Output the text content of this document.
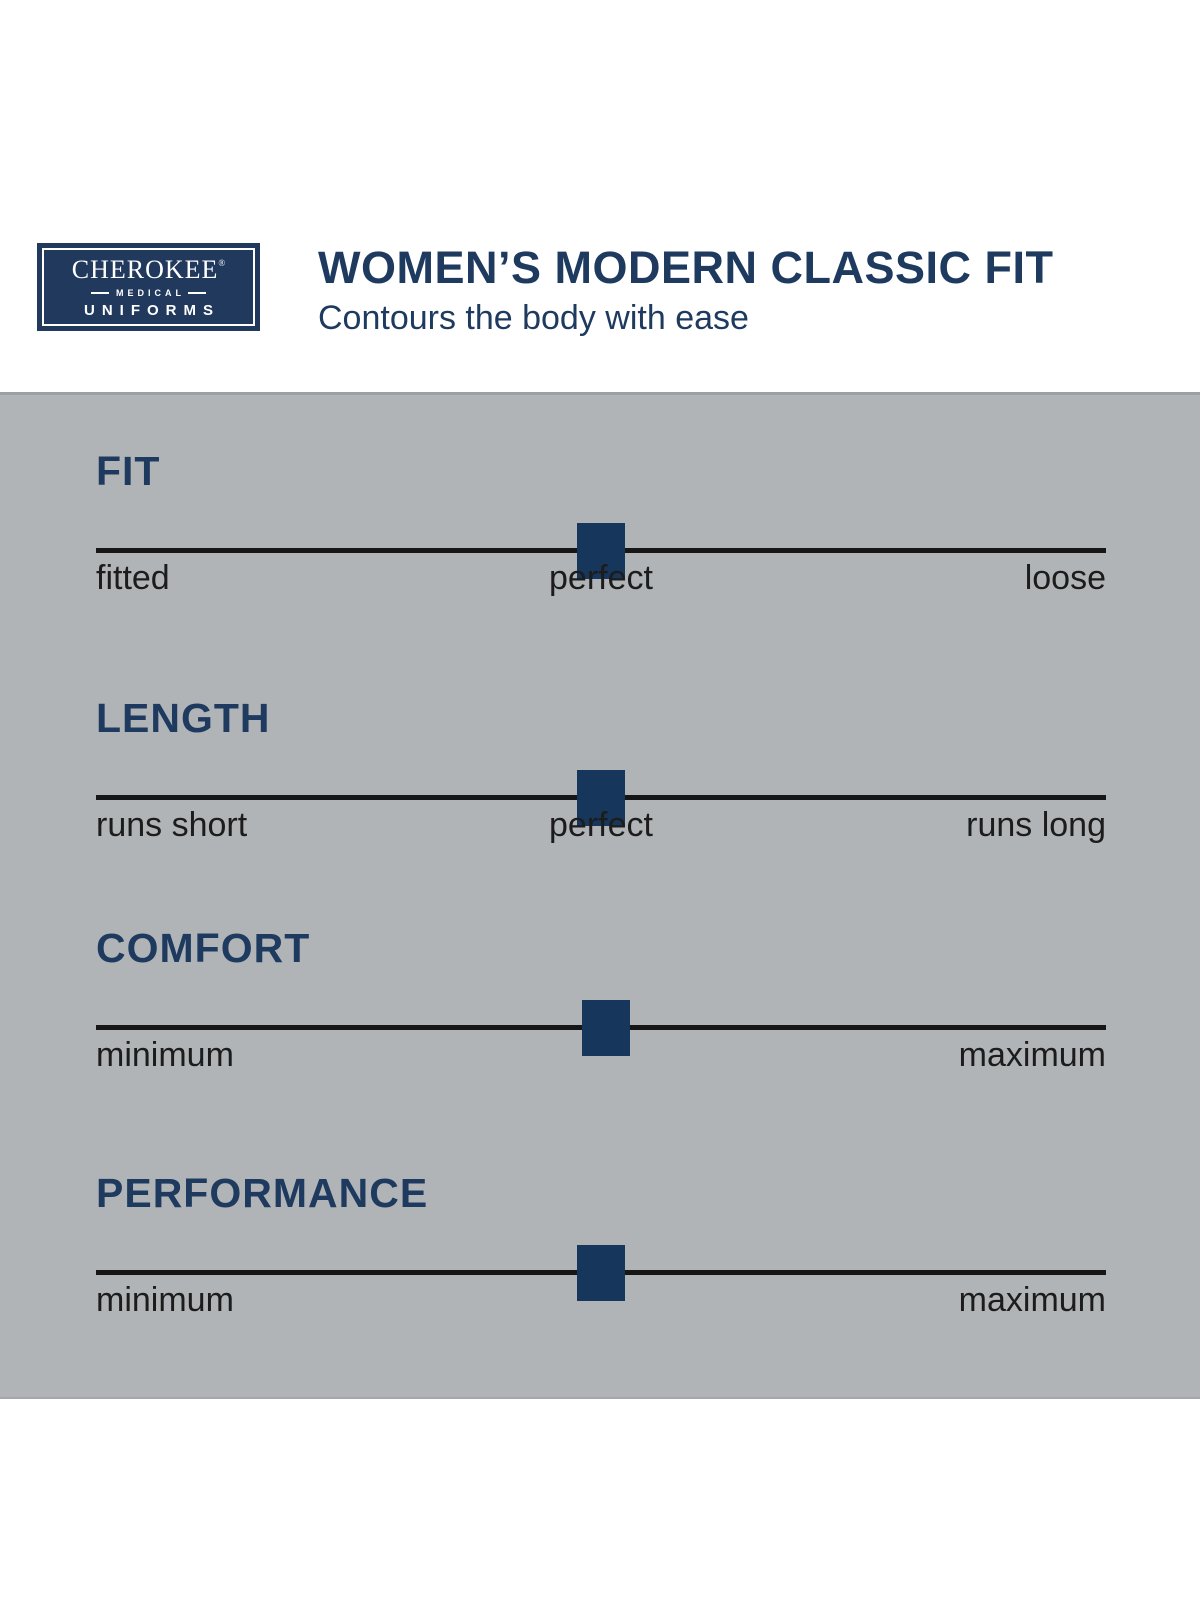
CHEROKEE®
MEDICAL
UNIFORMS
WOMEN’S MODERN CLASSIC FIT

Contours the body with ease

FIT
fitted	perfect	loose
LENGTH
runs short	perfect	runs long
COMFORT
minimum	maximum
PERFORMANCE
minimum	maximum
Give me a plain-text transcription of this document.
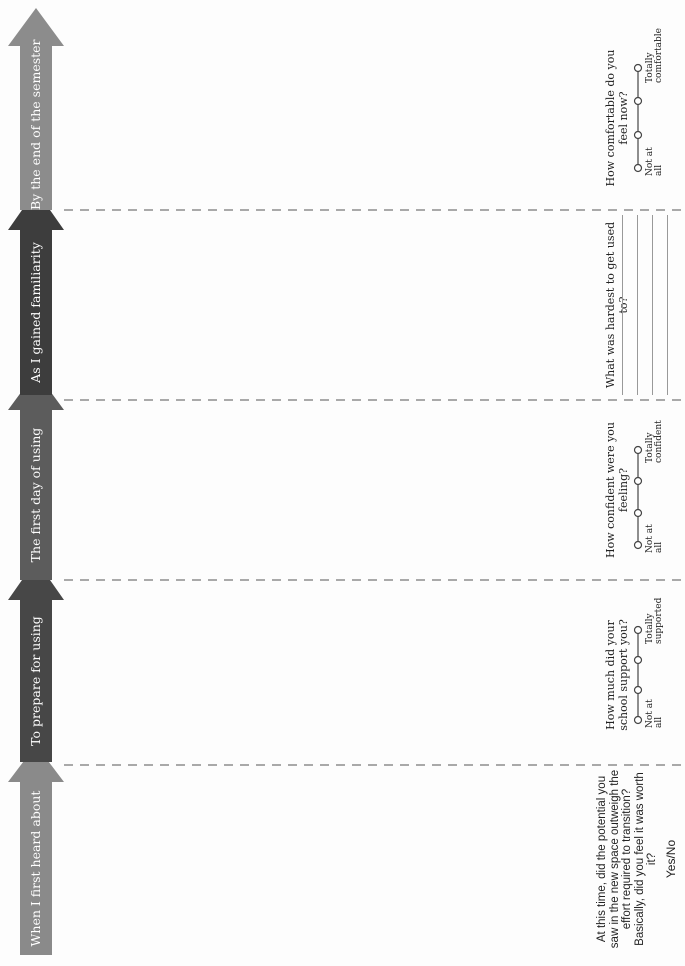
When I first heard about
To prepare for using
The first day of using
As I gained familiarity
By the end of the semester
At this time, did the potential you saw in the new space outweigh the effort required to transition? Basically, did you feel it was worth it? Yes/No
How much did your school support you? Not at all
Totally supported
How confident were you feeling?
Not at all
Totally confident
What was hardest to get used to?
How comfortable do you feel now?
Not at all
Totally comfortable
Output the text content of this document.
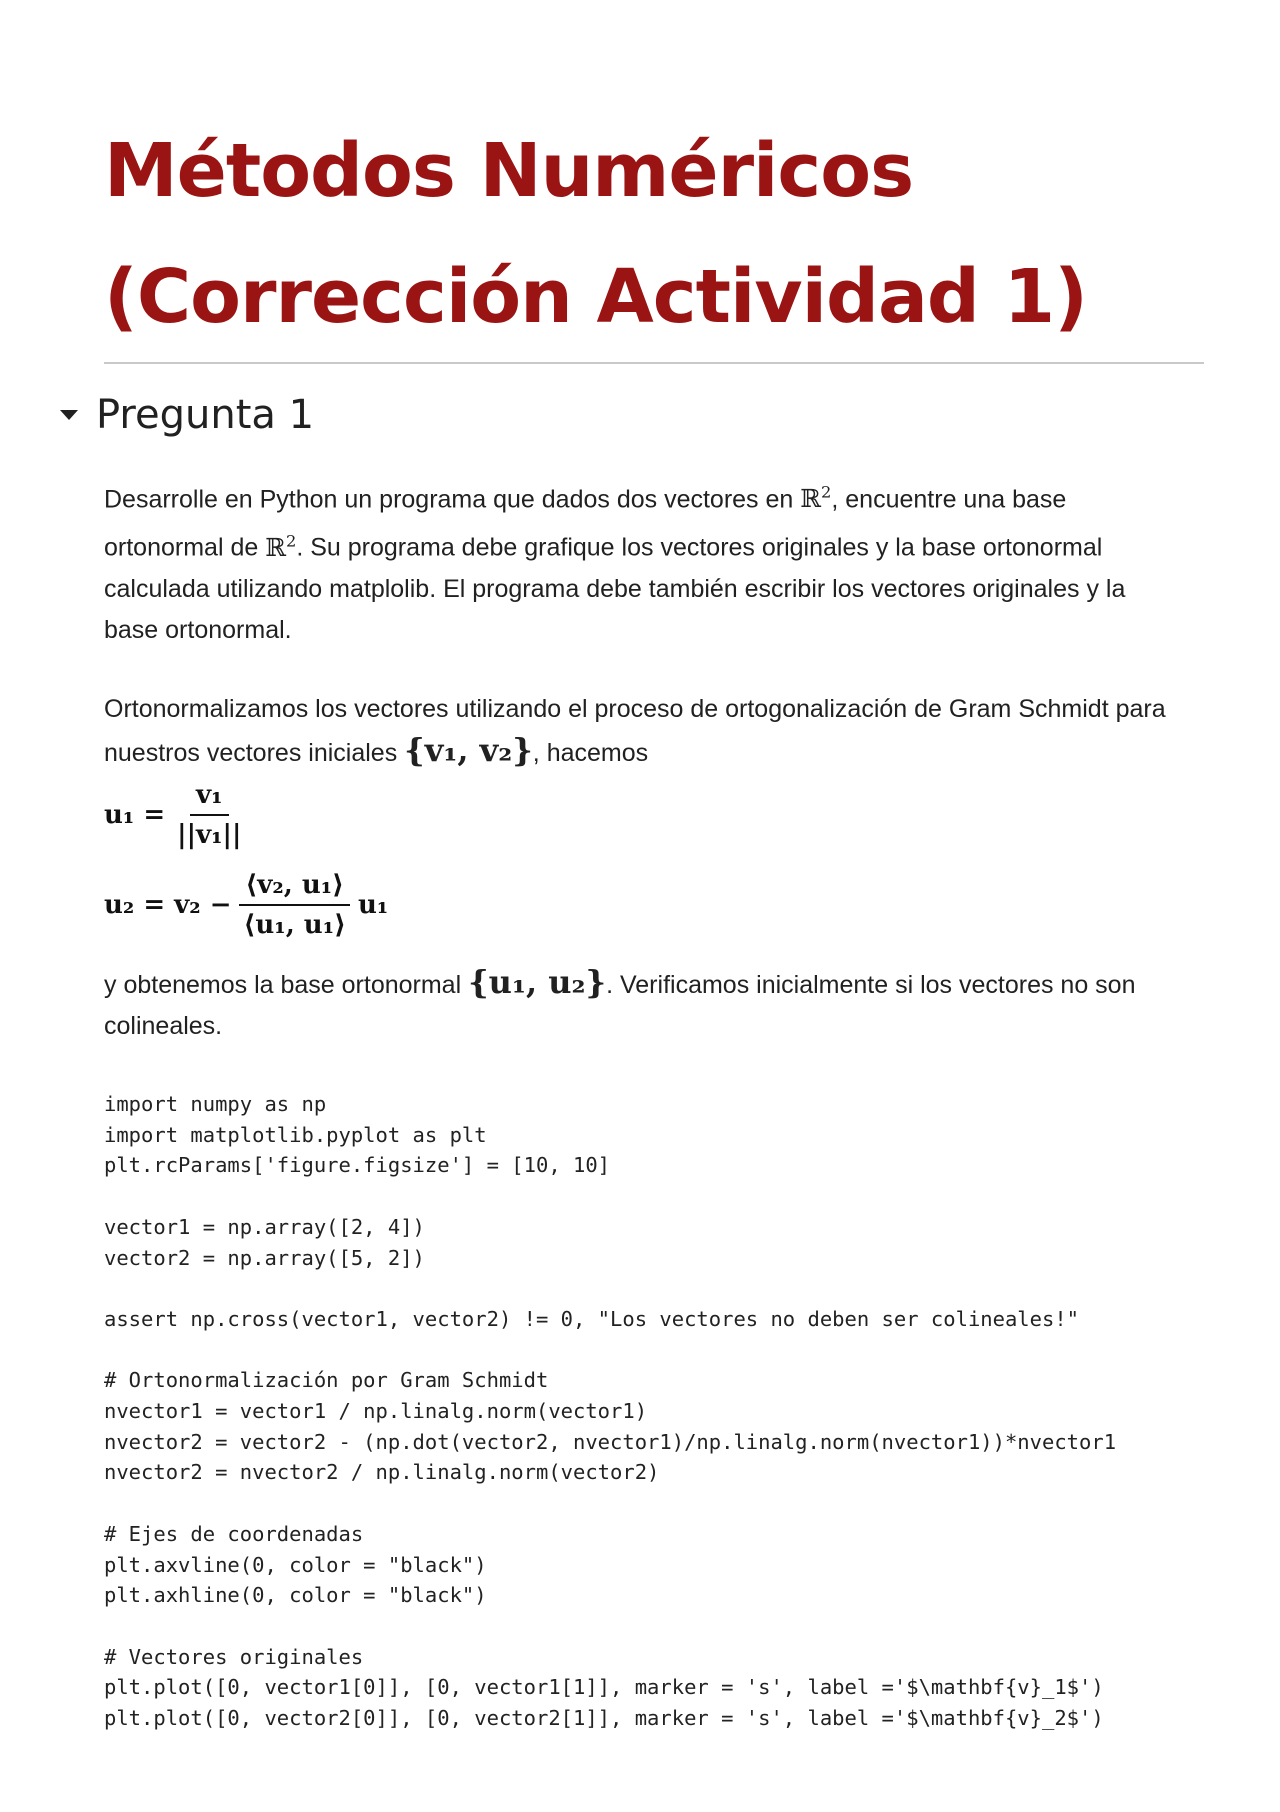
Métodos Numéricos
(Corrección Actividad 1)
Pregunta 1

Desarrolle en Python un programa que dados dos vectores en ℝ$^2$, encuentre una base
ortonormal de ℝ$^2$. Su programa debe grafique los vectores originales y la base ortonormal
calculada utilizando matplolib. El programa debe también escribir los vectores originales y la
base ortonormal.

Ortonormalizamos los vectores utilizando el proceso de ortogonalización de Gram Schmidt para
nuestros vectores iniciales {v₁, v₂}, hacemos

$u_1 = \frac{\text{v₁}}{\text{||v₁||}}$
$u_2 = v_2 - \frac{\text{⟨v₂, u₁⟩}}{\text{⟨u₁, u₁⟩}} u_1$

y obtenemos la base ortonormal {u₁, u₂}. Verificamos inicialmente si los vectores no son
colineales.

import numpy as np
import matplotlib.pyplot as plt
plt.rcParams['figure.figsize'] = [10, 10]

vector1 = np.array([2, 4])
vector2 = np.array([5, 2])

assert np.cross(vector1, vector2) != 0, "Los vectores no deben ser colineales!"

# Ortonormalización por Gram Schmidt
nvector1 = vector1 / np.linalg.norm(vector1)
nvector2 = vector2 - (np.dot(vector2, nvector1)/np.linalg.norm(nvector1))*nvector1
nvector2 = nvector2 / np.linalg.norm(vector2)

# Ejes de coordenadas
plt.axvline(0, color = "black")
plt.axhline(0, color = "black")

# Vectores originales
plt.plot([0, vector1[0]], [0, vector1[1]], marker = 's', label ='$\mathbf{v}_1$')
plt.plot([0, vector2[0]], [0, vector2[1]], marker = 's', label ='$\mathbf{v}_2$')
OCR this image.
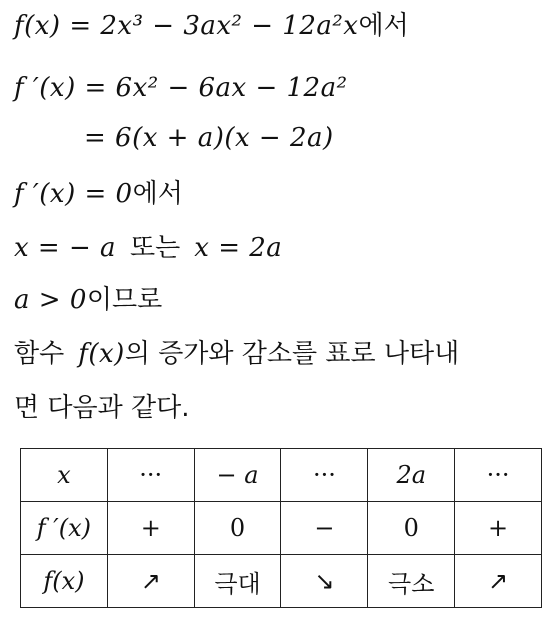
f(x) = 2x³ − 3ax² − 12a²x에서
f ′(x) = 6x² − 6ax − 12a²
= 6(x + a)(x − 2a)
f ′(x) = 0에서
x = − a 또는 x = 2a
a > 0이므로
함수 f(x)의 증가와 감소를 표로 나타내
면 다음과 같다.
x	···	− a	···	2a	···
f ′(x)	+	0	−	0	+
f(x)	↗	극대	↘	극소	↗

Task brief:
Reproduce the material word for word. Any pictures should be left out of the copy.

Task response:
Output the text content of this document.
CHEROKEE®
MEDICAL
UNIFORMS
WOMEN’S MODERN CLASSIC FIT

Contours the body with ease

FIT
fitted	perfect	loose
LENGTH
runs short	perfect	runs long
COMFORT
minimum	maximum
PERFORMANCE
minimum	maximum
Give me a plain-text transcription of this document.
When I first heard about
To prepare for using
The first day of using
As I gained familiarity
By the end of the semester
At this time, did the potential you saw in the new space outweigh the effort required to transition? Basically, did you feel it was worth it? Yes/No
How much did your school support you? Not at all
Totally supported
How confident were you feeling?
Not at all
Totally confident
What was hardest to get used to?
How comfortable do you feel now?
Not at all
Totally comfortable
Output the text content of this document.
Métodos Numéricos
(Corrección Actividad 1)
Pregunta 1

Desarrolle en Python un programa que dados dos vectores en ℝ$^2$, encuentre una base
ortonormal de ℝ$^2$. Su programa debe grafique los vectores originales y la base ortonormal
calculada utilizando matplolib. El programa debe también escribir los vectores originales y la
base ortonormal.

Ortonormalizamos los vectores utilizando el proceso de ortogonalización de Gram Schmidt para
nuestros vectores iniciales {v₁, v₂}, hacemos

$u_1 = \frac{\text{v₁}}{\text{||v₁||}}$
$u_2 = v_2 - \frac{\text{⟨v₂, u₁⟩}}{\text{⟨u₁, u₁⟩}} u_1$

y obtenemos la base ortonormal {u₁, u₂}. Verificamos inicialmente si los vectores no son
colineales.

import numpy as np
import matplotlib.pyplot as plt
plt.rcParams['figure.figsize'] = [10, 10]

vector1 = np.array([2, 4])
vector2 = np.array([5, 2])

assert np.cross(vector1, vector2) != 0, "Los vectores no deben ser colineales!"

# Ortonormalización por Gram Schmidt
nvector1 = vector1 / np.linalg.norm(vector1)
nvector2 = vector2 - (np.dot(vector2, nvector1)/np.linalg.norm(nvector1))*nvector1
nvector2 = nvector2 / np.linalg.norm(vector2)

# Ejes de coordenadas
plt.axvline(0, color = "black")
plt.axhline(0, color = "black")

# Vectores originales
plt.plot([0, vector1[0]], [0, vector1[1]], marker = 's', label ='$\mathbf{v}_1$')
plt.plot([0, vector2[0]], [0, vector2[1]], marker = 's', label ='$\mathbf{v}_2$')
OCR this image.
f(x) = 2x³ − 3ax² − 12a²x에서
f ′(x) = 6x² − 6ax − 12a²
= 6(x + a)(x − 2a)
f ′(x) = 0에서
x = − a 또는 x = 2a
a > 0이므로
함수 f(x)의 증가와 감소를 표로 나타내
면 다음과 같다.
x	···	− a	···	2a	···
f ′(x)	+	0	−	0	+
f(x)	↗	극대	↘	극소	↗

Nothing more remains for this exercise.